start Listed records
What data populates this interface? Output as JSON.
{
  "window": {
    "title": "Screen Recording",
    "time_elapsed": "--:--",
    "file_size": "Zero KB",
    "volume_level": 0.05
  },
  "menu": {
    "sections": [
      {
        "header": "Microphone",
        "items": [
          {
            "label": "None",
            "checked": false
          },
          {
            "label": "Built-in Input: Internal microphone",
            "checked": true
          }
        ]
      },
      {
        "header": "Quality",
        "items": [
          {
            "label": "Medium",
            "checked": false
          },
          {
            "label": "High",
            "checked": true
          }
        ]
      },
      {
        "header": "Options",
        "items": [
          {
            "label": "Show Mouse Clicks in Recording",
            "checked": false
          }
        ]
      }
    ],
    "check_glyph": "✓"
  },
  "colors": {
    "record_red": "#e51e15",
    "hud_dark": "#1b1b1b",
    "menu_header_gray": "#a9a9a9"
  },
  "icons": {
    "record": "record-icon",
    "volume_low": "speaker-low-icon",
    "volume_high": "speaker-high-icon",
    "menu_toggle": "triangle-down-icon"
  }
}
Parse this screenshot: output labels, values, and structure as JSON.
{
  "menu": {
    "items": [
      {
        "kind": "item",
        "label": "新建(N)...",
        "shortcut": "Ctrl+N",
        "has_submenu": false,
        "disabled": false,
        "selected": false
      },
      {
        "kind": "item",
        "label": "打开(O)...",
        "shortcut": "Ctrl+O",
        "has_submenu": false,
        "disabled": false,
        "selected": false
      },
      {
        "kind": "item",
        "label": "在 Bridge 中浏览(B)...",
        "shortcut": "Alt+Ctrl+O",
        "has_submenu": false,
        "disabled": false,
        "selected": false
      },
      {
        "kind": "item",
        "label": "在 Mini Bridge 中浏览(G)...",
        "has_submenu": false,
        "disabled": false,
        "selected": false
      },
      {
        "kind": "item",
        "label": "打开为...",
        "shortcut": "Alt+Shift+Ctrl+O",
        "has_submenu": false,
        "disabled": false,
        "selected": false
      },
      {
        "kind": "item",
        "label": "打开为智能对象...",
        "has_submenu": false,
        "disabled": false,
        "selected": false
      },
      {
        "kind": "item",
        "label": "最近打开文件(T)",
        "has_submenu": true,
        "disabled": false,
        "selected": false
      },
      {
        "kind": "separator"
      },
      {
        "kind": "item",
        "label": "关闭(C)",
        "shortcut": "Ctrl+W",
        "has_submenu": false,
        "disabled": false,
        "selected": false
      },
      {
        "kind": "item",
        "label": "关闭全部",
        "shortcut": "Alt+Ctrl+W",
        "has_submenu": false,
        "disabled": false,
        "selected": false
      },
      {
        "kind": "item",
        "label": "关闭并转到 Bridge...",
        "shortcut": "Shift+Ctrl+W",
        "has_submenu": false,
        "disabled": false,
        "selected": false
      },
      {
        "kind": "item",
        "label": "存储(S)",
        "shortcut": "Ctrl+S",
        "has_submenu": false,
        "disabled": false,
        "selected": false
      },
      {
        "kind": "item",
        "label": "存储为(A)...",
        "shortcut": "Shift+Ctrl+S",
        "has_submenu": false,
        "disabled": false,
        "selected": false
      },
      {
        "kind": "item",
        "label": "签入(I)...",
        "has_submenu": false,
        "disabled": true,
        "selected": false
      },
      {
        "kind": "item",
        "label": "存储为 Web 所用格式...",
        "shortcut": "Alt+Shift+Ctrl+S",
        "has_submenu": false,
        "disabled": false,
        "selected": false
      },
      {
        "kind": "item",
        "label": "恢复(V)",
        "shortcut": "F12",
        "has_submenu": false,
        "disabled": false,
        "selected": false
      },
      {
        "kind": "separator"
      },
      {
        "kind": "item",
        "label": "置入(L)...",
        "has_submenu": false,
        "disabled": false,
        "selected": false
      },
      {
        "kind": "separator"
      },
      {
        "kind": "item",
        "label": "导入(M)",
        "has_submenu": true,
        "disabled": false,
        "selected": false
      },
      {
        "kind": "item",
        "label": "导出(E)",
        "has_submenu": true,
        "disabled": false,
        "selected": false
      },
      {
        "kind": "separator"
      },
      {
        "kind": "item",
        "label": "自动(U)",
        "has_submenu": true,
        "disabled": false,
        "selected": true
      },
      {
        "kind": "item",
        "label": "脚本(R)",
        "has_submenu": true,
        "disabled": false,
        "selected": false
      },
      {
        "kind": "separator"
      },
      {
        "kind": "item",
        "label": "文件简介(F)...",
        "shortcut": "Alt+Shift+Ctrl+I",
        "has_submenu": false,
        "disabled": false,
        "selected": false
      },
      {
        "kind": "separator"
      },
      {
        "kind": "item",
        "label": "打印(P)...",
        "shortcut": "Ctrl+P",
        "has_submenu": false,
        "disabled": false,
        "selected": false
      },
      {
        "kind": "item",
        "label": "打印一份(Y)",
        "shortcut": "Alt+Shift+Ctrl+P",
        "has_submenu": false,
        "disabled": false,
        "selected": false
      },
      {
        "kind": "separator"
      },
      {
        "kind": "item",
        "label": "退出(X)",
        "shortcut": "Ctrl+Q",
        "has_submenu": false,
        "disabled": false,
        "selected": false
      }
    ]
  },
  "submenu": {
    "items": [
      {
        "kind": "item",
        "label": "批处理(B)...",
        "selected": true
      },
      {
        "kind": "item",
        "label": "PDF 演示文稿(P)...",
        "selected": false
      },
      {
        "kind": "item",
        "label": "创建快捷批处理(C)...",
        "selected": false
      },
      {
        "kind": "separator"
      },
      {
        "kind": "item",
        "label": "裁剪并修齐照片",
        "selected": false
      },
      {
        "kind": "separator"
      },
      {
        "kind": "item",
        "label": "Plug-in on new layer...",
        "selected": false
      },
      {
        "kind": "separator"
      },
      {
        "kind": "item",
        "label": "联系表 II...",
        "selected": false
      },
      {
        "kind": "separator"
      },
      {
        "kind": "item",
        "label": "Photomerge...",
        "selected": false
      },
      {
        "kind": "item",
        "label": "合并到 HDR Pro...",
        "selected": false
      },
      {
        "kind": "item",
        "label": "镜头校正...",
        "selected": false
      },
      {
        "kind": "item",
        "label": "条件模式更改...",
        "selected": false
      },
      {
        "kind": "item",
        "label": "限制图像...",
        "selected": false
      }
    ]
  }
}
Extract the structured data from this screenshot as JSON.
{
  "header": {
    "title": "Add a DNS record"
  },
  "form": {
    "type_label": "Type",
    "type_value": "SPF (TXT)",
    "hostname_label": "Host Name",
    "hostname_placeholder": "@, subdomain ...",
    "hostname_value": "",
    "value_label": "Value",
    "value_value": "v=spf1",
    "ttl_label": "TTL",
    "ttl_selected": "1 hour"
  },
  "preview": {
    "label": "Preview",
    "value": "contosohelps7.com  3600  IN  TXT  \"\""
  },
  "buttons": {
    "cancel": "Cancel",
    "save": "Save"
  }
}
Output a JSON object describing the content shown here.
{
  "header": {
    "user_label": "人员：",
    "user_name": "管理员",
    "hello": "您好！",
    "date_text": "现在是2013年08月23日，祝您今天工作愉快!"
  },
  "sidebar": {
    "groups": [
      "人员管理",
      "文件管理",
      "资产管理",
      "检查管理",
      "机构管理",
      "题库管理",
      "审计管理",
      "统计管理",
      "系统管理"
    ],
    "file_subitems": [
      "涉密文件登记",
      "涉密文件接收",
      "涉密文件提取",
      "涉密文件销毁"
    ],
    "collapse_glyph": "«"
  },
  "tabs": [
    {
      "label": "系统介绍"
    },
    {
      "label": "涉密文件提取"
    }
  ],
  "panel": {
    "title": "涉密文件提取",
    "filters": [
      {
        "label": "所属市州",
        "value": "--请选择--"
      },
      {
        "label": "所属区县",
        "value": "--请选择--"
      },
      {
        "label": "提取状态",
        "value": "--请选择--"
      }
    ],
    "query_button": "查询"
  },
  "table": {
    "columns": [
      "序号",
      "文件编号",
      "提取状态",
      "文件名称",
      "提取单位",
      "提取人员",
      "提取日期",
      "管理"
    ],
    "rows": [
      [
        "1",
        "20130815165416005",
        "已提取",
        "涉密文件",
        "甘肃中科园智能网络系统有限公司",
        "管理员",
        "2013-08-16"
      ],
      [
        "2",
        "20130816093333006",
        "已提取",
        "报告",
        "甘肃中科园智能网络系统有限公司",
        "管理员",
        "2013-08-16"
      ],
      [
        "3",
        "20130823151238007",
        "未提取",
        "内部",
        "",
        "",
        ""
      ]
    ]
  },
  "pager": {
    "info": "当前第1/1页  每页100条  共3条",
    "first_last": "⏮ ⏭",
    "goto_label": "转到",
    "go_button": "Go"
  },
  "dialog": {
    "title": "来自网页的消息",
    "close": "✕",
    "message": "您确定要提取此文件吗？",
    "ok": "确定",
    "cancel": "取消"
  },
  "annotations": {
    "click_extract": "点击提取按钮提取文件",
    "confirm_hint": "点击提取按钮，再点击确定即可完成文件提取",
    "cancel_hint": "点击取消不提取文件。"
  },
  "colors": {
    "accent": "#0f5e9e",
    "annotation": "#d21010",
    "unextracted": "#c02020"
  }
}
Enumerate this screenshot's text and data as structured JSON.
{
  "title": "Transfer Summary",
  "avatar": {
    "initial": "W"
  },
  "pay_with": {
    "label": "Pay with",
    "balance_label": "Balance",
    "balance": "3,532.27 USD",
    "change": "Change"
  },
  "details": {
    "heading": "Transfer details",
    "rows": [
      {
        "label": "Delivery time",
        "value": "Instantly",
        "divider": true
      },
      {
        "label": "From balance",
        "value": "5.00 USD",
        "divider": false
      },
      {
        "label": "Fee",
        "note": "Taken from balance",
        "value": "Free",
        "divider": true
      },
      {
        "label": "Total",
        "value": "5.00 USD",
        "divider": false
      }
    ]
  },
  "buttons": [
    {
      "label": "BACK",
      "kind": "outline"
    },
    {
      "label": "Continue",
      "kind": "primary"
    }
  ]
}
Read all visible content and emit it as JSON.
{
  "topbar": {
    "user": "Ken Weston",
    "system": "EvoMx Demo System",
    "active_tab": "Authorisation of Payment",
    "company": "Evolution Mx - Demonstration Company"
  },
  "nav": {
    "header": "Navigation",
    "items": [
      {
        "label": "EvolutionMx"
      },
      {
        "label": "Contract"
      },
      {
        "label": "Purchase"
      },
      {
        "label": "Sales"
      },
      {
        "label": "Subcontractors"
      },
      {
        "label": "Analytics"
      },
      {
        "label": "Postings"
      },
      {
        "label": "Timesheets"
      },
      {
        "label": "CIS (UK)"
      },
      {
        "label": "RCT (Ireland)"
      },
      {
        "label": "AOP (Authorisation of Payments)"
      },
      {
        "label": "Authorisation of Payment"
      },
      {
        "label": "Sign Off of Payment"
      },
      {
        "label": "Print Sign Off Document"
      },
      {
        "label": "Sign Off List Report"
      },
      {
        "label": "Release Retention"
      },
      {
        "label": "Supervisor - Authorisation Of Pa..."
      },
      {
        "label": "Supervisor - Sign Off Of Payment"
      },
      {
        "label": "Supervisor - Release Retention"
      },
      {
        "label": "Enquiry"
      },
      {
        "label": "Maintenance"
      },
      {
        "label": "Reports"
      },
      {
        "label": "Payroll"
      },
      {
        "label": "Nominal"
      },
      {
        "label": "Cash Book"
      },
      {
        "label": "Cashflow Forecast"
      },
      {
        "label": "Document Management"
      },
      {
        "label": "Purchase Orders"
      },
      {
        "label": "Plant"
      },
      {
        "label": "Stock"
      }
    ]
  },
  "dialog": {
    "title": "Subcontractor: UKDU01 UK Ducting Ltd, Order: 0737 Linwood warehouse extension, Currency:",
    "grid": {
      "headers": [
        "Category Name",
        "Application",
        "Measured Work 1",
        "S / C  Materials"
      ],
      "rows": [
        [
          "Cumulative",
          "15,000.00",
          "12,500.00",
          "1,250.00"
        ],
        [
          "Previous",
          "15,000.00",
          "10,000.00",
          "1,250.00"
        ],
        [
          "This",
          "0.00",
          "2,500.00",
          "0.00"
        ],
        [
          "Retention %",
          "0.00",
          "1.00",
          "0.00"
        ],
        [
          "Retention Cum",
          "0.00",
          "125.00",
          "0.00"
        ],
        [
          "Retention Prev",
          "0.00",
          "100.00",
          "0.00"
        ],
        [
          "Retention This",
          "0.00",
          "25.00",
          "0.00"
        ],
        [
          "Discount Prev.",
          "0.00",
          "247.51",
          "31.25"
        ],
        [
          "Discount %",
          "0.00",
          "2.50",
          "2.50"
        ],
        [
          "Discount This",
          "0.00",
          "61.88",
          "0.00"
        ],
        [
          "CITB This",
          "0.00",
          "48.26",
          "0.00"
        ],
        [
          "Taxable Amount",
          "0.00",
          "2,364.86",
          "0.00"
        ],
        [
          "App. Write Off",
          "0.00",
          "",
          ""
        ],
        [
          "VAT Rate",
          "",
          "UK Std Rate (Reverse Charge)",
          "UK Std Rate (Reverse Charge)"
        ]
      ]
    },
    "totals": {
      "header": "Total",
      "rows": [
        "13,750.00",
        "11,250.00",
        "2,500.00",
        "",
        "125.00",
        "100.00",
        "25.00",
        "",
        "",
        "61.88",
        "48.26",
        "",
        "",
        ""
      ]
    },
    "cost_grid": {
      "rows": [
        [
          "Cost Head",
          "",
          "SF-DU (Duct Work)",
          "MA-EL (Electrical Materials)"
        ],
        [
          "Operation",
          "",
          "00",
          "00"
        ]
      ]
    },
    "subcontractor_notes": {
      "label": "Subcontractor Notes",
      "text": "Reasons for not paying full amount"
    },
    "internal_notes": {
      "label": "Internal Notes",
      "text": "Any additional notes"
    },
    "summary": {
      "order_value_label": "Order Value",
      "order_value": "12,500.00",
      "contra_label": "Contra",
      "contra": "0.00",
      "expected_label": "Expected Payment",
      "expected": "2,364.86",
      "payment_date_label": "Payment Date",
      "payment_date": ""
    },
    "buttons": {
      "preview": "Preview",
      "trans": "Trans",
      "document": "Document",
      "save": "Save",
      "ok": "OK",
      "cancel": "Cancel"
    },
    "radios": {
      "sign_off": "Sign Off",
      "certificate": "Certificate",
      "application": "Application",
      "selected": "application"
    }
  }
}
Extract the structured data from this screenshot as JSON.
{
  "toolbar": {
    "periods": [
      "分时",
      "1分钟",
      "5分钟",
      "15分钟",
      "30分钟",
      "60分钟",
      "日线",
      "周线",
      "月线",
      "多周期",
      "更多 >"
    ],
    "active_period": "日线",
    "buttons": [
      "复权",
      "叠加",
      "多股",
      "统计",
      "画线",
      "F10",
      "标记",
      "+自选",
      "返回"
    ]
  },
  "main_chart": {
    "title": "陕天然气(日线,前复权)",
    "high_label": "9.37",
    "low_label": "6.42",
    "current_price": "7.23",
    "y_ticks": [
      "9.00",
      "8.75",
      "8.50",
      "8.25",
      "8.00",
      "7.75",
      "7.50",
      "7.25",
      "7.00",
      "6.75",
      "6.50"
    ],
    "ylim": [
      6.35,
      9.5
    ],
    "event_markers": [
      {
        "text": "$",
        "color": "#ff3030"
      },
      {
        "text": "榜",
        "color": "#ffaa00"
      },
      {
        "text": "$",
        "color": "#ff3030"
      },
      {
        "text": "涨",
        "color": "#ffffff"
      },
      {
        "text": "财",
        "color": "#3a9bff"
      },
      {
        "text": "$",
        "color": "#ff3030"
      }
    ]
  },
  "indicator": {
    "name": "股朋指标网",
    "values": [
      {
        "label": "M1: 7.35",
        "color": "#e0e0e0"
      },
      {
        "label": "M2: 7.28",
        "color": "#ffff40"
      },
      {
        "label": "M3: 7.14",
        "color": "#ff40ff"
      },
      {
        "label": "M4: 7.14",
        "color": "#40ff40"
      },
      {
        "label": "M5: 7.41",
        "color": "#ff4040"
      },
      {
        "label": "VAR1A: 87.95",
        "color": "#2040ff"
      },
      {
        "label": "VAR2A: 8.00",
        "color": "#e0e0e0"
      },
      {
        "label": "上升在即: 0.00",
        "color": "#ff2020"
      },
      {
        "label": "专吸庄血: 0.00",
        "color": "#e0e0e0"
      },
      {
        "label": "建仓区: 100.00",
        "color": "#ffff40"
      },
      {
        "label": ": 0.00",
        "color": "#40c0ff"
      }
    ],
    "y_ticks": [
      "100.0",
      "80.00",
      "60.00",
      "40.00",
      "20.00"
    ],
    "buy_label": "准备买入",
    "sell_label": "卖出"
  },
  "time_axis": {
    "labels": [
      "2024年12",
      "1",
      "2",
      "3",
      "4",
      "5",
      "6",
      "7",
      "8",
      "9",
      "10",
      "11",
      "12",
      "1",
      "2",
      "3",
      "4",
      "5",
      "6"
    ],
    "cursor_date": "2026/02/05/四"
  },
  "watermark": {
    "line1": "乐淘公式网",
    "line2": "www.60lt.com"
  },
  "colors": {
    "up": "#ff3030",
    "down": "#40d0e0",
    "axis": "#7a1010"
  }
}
end Listed records
▸ Your instructions: Find the lines above holding the word "screenshot" and show them.

▸ Right answer:
Parse this screenshot: output labels, values, and structure as JSON.
Extract the structured data from this screenshot as JSON.
Enumerate this screenshot's text and data as structured JSON.
Extract the structured data from this screenshot as JSON.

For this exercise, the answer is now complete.